Stored data:
[START]

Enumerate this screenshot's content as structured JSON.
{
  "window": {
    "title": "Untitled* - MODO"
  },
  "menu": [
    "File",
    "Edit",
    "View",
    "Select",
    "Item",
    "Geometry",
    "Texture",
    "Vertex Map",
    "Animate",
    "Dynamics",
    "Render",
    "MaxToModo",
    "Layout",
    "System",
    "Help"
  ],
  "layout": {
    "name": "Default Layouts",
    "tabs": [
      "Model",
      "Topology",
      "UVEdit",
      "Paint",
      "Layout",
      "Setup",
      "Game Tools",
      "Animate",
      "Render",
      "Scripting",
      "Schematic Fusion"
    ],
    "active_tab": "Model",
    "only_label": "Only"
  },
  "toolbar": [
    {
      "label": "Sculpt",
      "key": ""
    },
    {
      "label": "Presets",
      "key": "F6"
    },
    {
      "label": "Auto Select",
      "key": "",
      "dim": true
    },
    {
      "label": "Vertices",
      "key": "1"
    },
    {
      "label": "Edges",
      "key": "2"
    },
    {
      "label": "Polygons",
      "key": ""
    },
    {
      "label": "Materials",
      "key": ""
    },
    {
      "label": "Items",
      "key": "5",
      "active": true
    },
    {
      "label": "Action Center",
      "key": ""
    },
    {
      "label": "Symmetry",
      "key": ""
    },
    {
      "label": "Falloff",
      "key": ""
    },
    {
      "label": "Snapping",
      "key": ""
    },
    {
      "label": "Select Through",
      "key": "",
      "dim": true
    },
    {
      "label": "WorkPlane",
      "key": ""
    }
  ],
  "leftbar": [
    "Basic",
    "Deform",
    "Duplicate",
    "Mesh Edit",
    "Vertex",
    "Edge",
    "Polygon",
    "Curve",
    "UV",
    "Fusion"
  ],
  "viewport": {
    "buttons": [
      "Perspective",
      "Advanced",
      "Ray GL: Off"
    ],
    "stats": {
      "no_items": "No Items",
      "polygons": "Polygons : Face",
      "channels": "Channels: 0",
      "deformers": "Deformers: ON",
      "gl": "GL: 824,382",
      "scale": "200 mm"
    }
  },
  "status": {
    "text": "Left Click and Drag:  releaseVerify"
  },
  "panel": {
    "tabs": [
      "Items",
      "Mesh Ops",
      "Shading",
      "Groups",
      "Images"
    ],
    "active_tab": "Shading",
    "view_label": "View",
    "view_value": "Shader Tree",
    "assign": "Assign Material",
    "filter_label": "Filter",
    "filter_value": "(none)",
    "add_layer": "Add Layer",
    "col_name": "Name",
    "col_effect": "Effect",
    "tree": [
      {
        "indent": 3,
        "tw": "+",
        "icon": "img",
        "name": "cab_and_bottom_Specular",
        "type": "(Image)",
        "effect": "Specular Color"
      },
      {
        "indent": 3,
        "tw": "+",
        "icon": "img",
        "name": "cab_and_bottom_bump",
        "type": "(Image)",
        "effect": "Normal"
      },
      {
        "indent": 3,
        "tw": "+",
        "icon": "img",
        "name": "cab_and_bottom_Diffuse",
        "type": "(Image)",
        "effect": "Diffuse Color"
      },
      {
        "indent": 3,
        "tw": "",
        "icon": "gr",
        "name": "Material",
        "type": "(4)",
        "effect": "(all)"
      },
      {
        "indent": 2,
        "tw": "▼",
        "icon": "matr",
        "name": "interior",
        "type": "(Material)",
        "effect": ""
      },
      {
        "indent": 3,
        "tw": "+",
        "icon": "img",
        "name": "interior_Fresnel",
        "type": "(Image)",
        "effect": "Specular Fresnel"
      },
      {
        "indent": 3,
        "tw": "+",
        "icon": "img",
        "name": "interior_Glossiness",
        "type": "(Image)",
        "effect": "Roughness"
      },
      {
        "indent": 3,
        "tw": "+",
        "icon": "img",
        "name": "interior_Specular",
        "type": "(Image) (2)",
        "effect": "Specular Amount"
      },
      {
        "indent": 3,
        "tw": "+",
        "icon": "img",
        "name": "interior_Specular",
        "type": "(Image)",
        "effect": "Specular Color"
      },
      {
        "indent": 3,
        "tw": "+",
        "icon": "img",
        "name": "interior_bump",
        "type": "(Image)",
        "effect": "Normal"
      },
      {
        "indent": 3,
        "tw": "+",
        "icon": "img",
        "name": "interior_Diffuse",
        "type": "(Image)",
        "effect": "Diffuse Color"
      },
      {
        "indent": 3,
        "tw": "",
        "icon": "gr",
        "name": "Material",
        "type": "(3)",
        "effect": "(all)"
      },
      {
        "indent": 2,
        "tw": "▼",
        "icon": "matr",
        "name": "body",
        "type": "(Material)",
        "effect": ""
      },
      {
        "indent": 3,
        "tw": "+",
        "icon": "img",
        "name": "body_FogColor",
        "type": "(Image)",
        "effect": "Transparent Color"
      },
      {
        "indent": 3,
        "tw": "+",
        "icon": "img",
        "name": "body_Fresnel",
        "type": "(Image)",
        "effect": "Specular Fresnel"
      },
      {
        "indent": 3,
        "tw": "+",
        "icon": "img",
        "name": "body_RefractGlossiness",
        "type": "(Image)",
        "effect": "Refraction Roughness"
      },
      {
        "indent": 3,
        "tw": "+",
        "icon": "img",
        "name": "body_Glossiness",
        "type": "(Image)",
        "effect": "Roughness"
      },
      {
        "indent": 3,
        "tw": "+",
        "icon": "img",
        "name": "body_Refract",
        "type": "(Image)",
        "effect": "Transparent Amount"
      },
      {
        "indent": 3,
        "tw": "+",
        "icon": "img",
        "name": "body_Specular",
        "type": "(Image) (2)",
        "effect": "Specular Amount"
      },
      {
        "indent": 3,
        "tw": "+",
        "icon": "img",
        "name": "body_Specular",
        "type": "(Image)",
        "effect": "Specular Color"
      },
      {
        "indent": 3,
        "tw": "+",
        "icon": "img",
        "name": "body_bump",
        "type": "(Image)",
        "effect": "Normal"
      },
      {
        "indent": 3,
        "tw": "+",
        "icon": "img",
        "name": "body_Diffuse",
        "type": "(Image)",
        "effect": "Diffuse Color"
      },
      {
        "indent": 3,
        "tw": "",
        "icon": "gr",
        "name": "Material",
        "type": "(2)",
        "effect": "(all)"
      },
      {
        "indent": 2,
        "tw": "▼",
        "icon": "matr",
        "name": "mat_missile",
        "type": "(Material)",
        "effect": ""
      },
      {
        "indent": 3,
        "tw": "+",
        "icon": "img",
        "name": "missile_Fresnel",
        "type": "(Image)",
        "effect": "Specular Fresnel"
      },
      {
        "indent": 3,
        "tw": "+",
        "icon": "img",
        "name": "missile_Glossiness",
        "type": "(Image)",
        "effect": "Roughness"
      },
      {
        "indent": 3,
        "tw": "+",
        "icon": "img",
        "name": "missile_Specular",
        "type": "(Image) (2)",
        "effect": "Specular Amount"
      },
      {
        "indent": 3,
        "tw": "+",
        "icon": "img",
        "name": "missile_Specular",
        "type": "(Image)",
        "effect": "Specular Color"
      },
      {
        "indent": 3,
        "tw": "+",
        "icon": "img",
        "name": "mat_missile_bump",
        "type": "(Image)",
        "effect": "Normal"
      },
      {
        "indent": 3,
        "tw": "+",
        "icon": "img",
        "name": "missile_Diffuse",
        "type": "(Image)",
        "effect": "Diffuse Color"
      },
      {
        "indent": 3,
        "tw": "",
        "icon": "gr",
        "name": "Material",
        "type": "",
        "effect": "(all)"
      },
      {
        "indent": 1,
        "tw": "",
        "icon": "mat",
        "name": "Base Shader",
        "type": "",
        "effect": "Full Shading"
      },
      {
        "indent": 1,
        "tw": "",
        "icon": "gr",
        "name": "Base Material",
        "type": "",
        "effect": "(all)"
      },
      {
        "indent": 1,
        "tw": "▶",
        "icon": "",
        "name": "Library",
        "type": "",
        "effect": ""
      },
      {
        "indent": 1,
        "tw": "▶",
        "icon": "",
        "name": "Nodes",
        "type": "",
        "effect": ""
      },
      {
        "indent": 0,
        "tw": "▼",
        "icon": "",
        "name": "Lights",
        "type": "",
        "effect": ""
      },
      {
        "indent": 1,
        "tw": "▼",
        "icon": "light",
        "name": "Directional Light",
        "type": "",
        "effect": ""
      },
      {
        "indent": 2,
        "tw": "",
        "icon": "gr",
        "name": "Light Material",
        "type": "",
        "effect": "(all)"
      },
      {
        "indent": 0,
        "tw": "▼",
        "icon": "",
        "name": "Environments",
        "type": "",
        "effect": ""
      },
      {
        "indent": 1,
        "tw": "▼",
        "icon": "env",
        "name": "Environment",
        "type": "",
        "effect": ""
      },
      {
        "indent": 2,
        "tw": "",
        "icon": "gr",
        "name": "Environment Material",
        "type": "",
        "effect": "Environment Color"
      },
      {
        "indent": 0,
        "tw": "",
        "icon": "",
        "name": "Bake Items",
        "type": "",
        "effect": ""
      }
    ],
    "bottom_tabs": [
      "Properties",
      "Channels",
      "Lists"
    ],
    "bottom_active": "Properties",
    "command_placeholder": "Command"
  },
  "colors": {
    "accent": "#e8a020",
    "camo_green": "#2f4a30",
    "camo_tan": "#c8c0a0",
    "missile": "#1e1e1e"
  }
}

[END]

* Written exercise
Look through the data above. Each line containing the word "Shading" needs to be copied.

* Exercise output
      "Shading",
    "active_tab": "Shading",
        "effect": "Full Shading"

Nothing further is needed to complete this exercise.